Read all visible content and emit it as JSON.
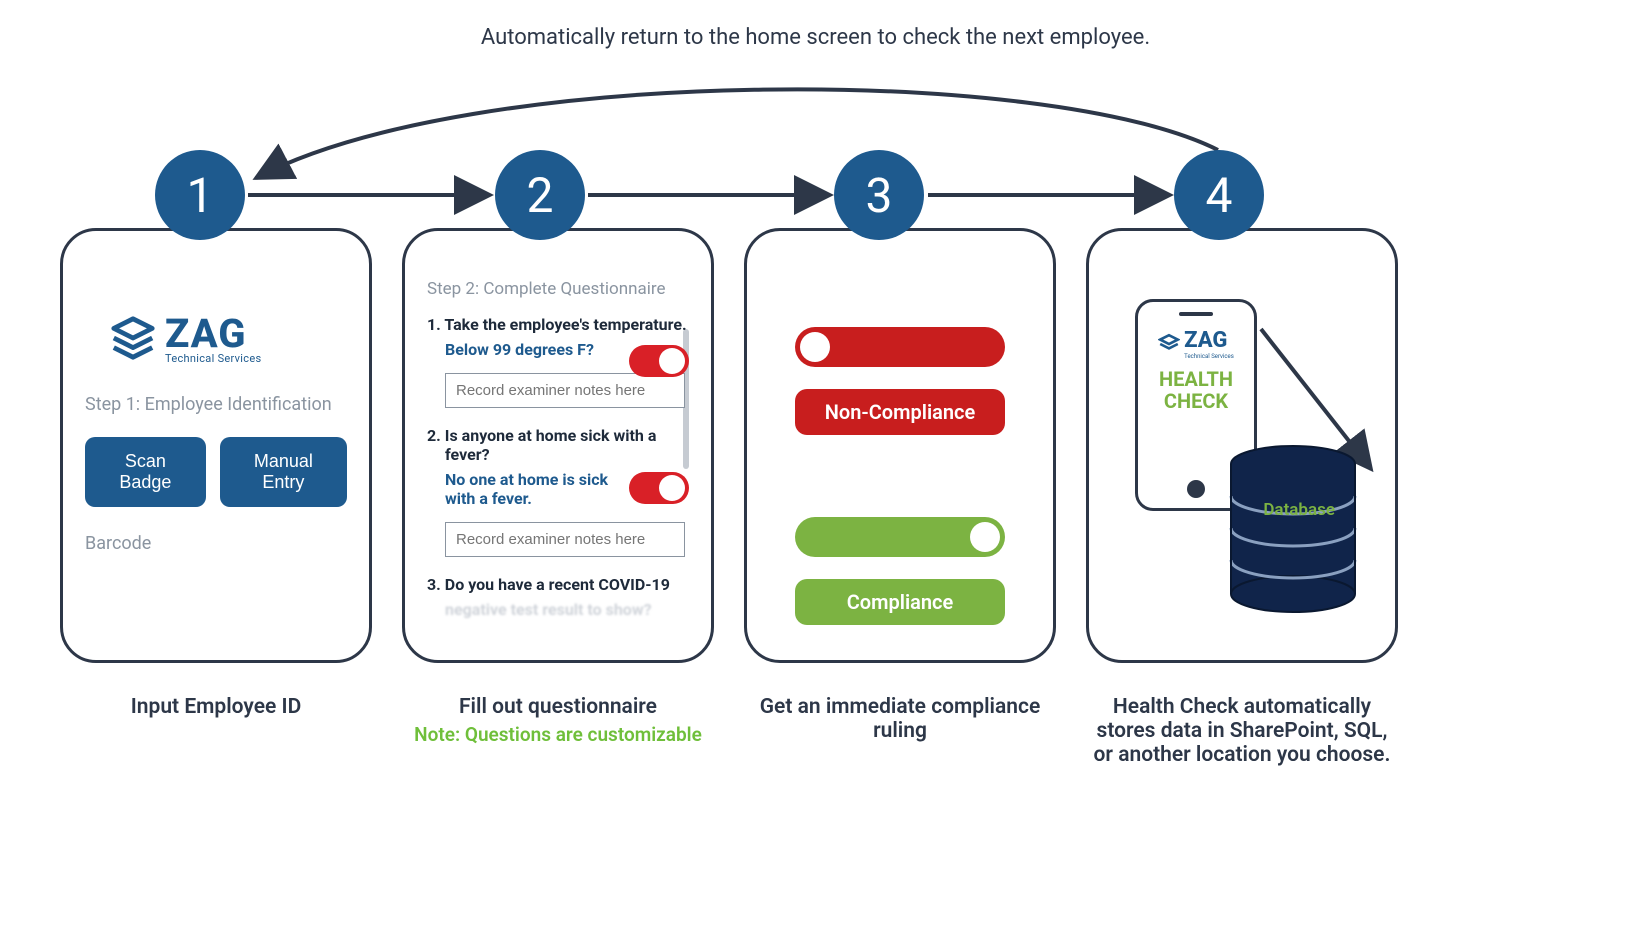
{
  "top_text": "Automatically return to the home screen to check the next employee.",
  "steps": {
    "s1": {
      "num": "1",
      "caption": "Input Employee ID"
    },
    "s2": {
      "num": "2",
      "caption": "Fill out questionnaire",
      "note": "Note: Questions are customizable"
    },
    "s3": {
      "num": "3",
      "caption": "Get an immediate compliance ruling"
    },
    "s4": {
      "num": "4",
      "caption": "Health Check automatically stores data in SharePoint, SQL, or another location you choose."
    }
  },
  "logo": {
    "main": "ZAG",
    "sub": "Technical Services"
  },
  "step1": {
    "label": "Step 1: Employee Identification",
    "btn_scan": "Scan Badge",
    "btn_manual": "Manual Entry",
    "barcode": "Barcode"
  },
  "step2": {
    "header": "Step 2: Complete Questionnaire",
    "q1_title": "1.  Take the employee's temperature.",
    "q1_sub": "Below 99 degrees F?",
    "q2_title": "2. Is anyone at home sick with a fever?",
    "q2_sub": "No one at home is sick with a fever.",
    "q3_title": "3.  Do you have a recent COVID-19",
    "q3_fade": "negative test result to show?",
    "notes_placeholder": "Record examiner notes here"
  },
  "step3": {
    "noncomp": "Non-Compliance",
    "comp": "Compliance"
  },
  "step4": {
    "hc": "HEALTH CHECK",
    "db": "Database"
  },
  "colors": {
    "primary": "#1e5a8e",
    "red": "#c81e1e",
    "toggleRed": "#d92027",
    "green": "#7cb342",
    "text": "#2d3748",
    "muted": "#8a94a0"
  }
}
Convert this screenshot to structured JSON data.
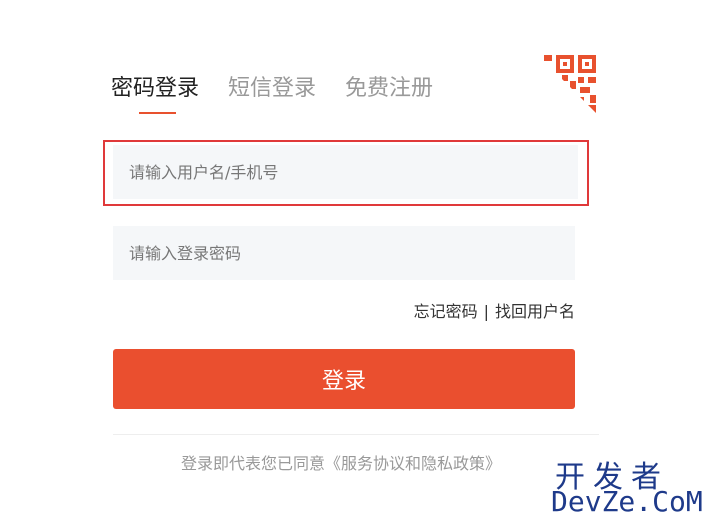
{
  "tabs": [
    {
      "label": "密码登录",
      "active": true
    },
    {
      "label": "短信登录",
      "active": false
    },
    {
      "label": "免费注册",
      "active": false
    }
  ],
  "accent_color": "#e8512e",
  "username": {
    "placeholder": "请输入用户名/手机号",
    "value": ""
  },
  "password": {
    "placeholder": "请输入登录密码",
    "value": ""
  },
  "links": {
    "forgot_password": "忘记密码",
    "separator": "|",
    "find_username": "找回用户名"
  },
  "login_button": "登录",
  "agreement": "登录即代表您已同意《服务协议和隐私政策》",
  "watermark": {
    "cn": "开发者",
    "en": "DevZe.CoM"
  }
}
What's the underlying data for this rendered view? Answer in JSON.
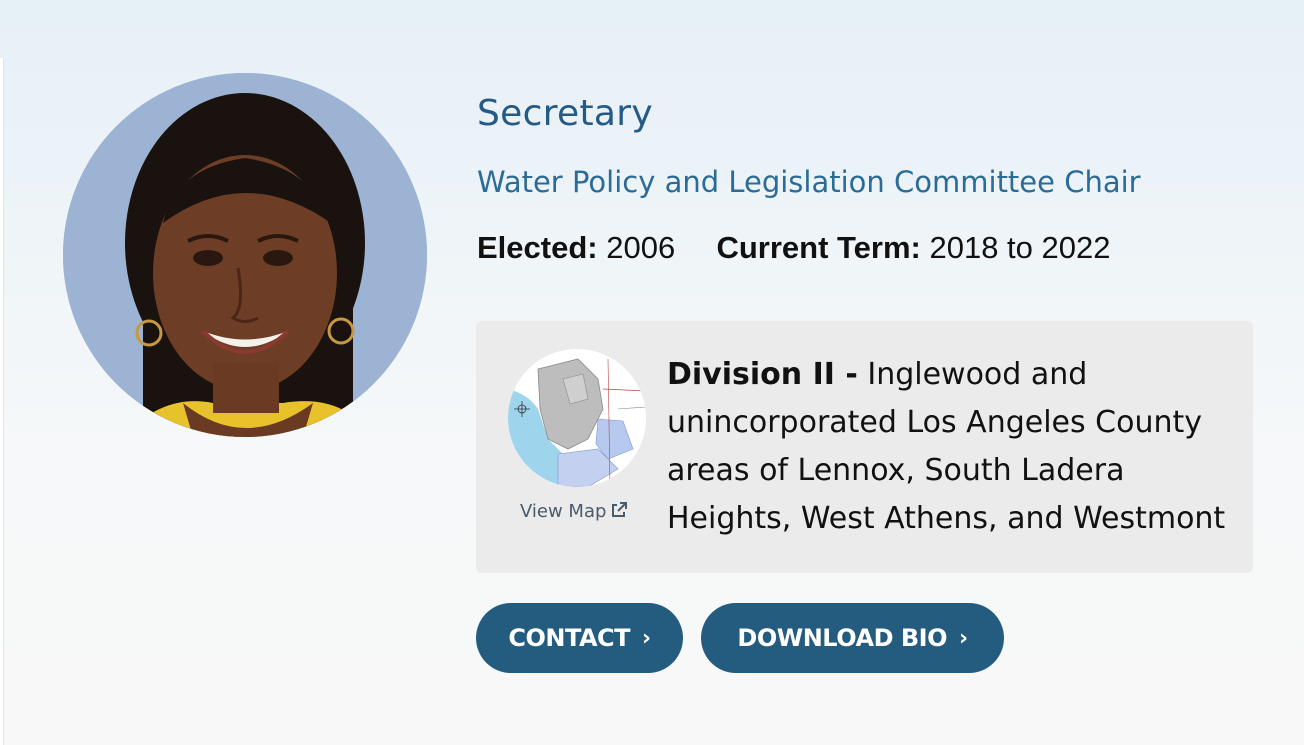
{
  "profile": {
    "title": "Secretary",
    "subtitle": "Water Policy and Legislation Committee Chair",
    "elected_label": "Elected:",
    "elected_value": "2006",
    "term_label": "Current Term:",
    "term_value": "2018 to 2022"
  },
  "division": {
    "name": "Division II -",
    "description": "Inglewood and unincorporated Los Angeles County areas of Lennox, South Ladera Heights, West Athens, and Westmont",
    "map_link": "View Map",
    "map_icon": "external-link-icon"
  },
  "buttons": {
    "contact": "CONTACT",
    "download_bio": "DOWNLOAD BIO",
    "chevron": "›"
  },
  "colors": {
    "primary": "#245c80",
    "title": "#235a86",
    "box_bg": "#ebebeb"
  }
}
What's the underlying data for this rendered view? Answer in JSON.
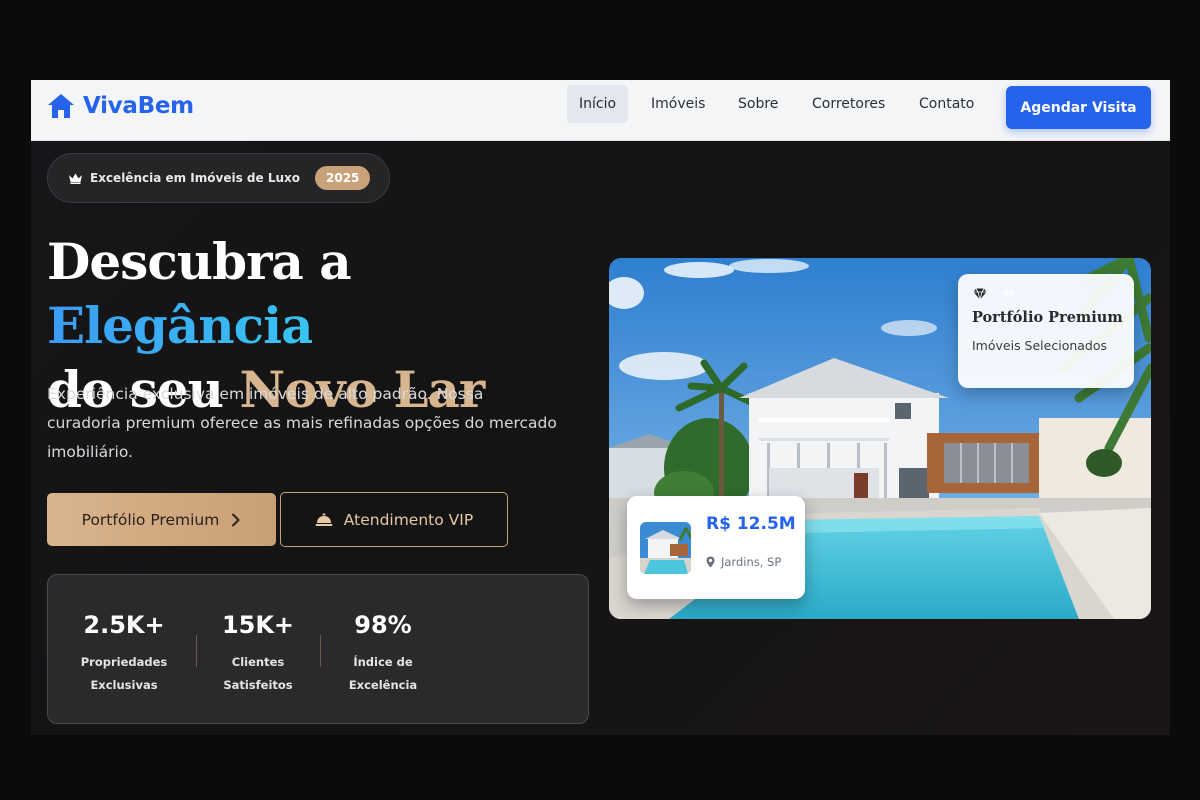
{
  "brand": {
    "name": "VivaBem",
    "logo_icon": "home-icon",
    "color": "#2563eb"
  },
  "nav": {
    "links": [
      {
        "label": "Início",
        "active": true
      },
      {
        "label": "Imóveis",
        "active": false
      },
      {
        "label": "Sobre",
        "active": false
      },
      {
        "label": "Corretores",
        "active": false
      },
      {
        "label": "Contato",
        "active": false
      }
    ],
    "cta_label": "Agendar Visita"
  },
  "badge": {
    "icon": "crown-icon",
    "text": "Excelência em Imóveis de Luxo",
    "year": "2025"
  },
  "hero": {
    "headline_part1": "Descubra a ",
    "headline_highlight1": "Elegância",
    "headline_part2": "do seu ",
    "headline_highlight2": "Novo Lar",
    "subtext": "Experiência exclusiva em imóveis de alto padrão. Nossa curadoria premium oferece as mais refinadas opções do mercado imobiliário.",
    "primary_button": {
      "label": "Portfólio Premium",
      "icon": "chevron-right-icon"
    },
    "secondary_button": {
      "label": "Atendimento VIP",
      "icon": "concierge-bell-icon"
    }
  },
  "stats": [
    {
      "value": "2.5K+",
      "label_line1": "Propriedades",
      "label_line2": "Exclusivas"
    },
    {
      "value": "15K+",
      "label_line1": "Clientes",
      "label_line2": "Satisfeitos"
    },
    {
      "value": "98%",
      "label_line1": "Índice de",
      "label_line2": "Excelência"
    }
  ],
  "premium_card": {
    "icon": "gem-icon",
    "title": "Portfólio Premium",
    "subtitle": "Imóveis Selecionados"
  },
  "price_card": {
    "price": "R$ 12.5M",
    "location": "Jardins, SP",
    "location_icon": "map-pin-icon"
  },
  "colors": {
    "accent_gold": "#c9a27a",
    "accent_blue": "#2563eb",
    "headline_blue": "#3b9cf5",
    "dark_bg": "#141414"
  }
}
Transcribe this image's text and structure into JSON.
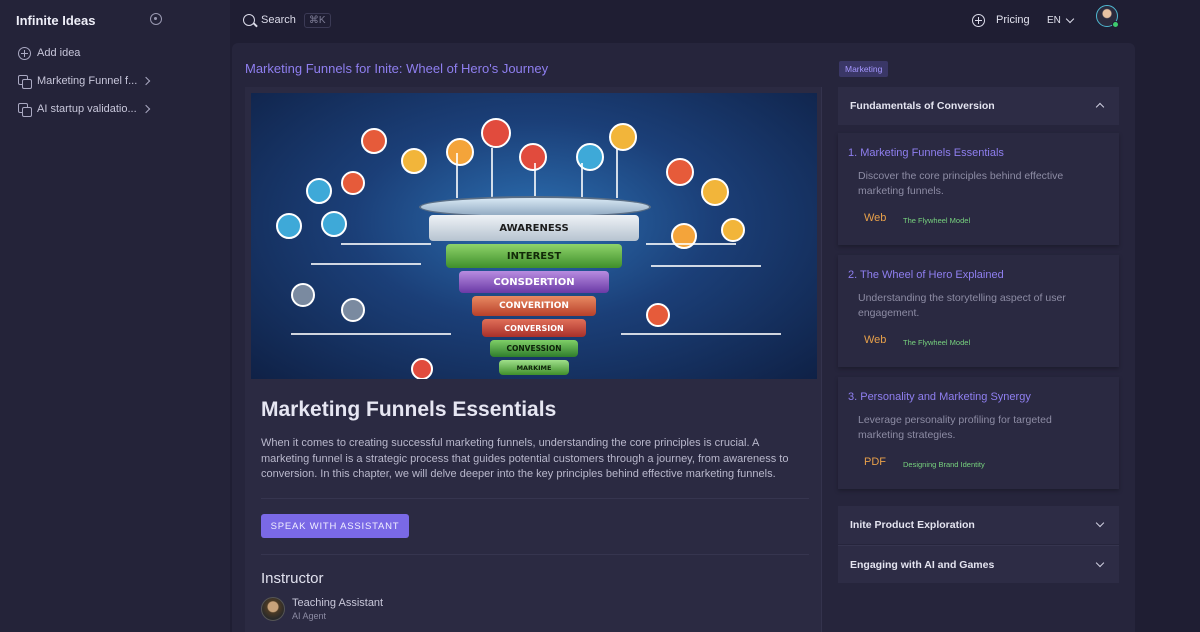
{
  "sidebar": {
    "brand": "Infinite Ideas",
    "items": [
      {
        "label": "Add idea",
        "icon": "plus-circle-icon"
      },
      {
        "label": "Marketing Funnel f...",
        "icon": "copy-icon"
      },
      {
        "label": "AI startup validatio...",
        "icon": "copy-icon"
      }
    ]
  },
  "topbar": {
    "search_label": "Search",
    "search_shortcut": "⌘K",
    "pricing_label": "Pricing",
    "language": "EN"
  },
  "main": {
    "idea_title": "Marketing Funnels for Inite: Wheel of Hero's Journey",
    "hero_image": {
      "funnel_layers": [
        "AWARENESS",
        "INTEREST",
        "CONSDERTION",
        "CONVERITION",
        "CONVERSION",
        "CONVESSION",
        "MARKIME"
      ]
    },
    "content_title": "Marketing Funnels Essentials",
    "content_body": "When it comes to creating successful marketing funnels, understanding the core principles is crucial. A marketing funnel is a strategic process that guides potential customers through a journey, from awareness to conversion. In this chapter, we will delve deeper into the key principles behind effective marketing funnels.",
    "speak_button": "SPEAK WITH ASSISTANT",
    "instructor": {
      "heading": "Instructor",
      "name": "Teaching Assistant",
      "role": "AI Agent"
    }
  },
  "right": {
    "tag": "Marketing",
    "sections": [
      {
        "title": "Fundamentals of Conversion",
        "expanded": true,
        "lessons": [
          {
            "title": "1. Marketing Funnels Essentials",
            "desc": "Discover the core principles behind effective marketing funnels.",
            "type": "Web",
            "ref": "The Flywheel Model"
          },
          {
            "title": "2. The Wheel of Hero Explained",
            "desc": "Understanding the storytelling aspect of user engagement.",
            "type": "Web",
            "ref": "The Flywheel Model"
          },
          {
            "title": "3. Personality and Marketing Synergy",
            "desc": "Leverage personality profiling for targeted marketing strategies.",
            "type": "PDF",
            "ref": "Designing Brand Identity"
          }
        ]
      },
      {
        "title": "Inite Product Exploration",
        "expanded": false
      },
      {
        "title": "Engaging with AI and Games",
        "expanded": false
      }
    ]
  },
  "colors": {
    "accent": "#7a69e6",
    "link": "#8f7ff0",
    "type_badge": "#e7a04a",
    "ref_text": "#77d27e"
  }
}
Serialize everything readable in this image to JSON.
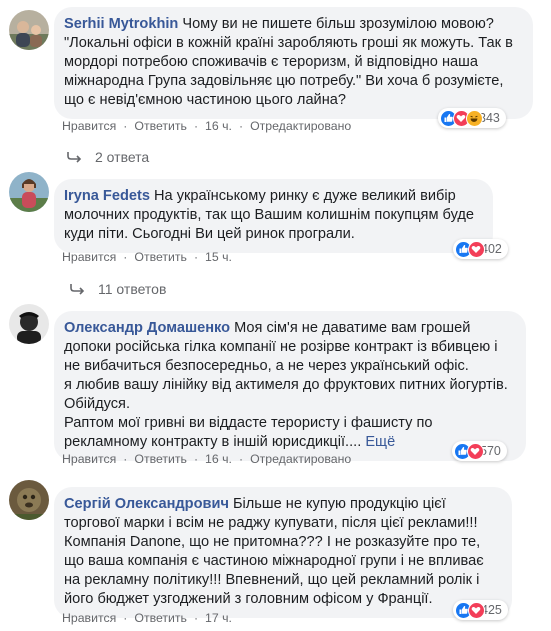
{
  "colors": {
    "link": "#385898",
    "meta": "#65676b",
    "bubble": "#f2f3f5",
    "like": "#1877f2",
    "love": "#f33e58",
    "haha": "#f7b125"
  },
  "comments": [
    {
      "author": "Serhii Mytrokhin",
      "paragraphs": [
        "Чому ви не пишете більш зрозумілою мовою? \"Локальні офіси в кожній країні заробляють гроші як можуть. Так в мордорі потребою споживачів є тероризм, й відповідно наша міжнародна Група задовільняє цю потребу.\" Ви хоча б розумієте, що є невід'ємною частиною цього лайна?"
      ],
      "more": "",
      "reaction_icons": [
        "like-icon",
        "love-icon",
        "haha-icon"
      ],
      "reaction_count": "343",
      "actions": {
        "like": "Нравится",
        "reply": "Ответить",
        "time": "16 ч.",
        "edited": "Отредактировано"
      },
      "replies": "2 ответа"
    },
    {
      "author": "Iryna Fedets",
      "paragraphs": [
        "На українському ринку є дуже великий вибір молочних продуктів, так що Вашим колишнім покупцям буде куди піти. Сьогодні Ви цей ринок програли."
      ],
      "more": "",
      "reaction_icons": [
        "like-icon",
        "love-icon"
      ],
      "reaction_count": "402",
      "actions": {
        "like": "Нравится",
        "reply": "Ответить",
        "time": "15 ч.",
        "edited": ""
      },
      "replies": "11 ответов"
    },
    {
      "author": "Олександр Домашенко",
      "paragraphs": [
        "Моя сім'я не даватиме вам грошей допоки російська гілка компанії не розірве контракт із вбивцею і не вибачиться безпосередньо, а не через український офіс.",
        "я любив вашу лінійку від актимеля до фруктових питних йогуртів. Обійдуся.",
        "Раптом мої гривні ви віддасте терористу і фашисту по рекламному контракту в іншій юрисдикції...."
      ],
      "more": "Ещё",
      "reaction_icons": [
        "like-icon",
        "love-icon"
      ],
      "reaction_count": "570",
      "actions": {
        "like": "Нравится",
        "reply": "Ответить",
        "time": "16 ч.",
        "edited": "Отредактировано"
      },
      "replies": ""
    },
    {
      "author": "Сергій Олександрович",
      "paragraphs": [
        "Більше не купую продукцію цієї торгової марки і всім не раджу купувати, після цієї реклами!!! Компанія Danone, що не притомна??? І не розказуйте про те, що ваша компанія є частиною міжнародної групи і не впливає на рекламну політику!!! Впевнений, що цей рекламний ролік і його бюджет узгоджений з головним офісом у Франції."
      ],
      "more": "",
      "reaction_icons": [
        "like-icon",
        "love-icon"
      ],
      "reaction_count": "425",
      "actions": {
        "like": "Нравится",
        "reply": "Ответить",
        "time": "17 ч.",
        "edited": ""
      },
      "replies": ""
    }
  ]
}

> _Set problem_
Pick out, from the lines above, every one that contains the string "Portfólio".

> _Completed task_
      "label": "Portfólio Premium",
    "title": "Portfólio Premium",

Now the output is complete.